>> BEGIN Data

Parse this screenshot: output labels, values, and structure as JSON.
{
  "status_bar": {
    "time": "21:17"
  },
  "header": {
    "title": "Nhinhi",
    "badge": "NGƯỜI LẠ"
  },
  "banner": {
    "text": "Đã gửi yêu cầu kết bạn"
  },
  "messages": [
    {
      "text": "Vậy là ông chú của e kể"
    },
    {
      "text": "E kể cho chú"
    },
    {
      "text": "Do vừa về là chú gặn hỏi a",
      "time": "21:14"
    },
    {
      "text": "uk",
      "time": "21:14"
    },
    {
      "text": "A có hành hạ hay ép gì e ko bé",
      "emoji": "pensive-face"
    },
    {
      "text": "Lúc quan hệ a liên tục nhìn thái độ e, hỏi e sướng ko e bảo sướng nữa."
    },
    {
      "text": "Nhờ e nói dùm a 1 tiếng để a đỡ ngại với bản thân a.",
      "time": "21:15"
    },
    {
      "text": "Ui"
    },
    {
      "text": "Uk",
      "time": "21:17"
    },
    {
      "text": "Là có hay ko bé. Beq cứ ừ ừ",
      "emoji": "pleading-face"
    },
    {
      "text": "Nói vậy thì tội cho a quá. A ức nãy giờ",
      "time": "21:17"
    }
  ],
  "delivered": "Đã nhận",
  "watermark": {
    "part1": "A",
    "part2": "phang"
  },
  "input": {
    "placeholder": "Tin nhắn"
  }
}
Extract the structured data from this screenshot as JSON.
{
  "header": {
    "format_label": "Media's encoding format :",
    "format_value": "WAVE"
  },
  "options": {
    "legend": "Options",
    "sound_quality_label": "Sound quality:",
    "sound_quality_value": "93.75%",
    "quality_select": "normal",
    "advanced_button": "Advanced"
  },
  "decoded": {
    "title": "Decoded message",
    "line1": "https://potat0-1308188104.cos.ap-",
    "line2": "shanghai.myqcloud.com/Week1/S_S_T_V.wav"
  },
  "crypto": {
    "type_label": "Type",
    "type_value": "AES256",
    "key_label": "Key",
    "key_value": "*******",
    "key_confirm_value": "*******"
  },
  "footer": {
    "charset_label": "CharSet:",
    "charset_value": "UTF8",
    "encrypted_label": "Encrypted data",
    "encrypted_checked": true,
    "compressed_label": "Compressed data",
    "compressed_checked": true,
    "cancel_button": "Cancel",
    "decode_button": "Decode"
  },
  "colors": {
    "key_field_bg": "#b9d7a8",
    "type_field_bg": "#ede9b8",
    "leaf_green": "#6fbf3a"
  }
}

>> END Data

**Goal:** The entries above must be returned in full, exactly as shown.

**Result below:**
Parse this screenshot: output labels, values, and structure as JSON.
{
  "status_bar": {
    "time": "21:17"
  },
  "header": {
    "title": "Nhinhi",
    "badge": "NGƯỜI LẠ"
  },
  "banner": {
    "text": "Đã gửi yêu cầu kết bạn"
  },
  "messages": [
    {
      "text": "Vậy là ông chú của e kể"
    },
    {
      "text": "E kể cho chú"
    },
    {
      "text": "Do vừa về là chú gặn hỏi a",
      "time": "21:14"
    },
    {
      "text": "uk",
      "time": "21:14"
    },
    {
      "text": "A có hành hạ hay ép gì e ko bé",
      "emoji": "pensive-face"
    },
    {
      "text": "Lúc quan hệ a liên tục nhìn thái độ e, hỏi e sướng ko e bảo sướng nữa."
    },
    {
      "text": "Nhờ e nói dùm a 1 tiếng để a đỡ ngại với bản thân a.",
      "time": "21:15"
    },
    {
      "text": "Ui"
    },
    {
      "text": "Uk",
      "time": "21:17"
    },
    {
      "text": "Là có hay ko bé. Beq cứ ừ ừ",
      "emoji": "pleading-face"
    },
    {
      "text": "Nói vậy thì tội cho a quá. A ức nãy giờ",
      "time": "21:17"
    }
  ],
  "delivered": "Đã nhận",
  "watermark": {
    "part1": "A",
    "part2": "phang"
  },
  "input": {
    "placeholder": "Tin nhắn"
  }
}
Extract the structured data from this screenshot as JSON.
{
  "header": {
    "format_label": "Media's encoding format :",
    "format_value": "WAVE"
  },
  "options": {
    "legend": "Options",
    "sound_quality_label": "Sound quality:",
    "sound_quality_value": "93.75%",
    "quality_select": "normal",
    "advanced_button": "Advanced"
  },
  "decoded": {
    "title": "Decoded message",
    "line1": "https://potat0-1308188104.cos.ap-",
    "line2": "shanghai.myqcloud.com/Week1/S_S_T_V.wav"
  },
  "crypto": {
    "type_label": "Type",
    "type_value": "AES256",
    "key_label": "Key",
    "key_value": "*******",
    "key_confirm_value": "*******"
  },
  "footer": {
    "charset_label": "CharSet:",
    "charset_value": "UTF8",
    "encrypted_label": "Encrypted data",
    "encrypted_checked": true,
    "compressed_label": "Compressed data",
    "compressed_checked": true,
    "cancel_button": "Cancel",
    "decode_button": "Decode"
  },
  "colors": {
    "key_field_bg": "#b9d7a8",
    "type_field_bg": "#ede9b8",
    "leaf_green": "#6fbf3a"
  }
}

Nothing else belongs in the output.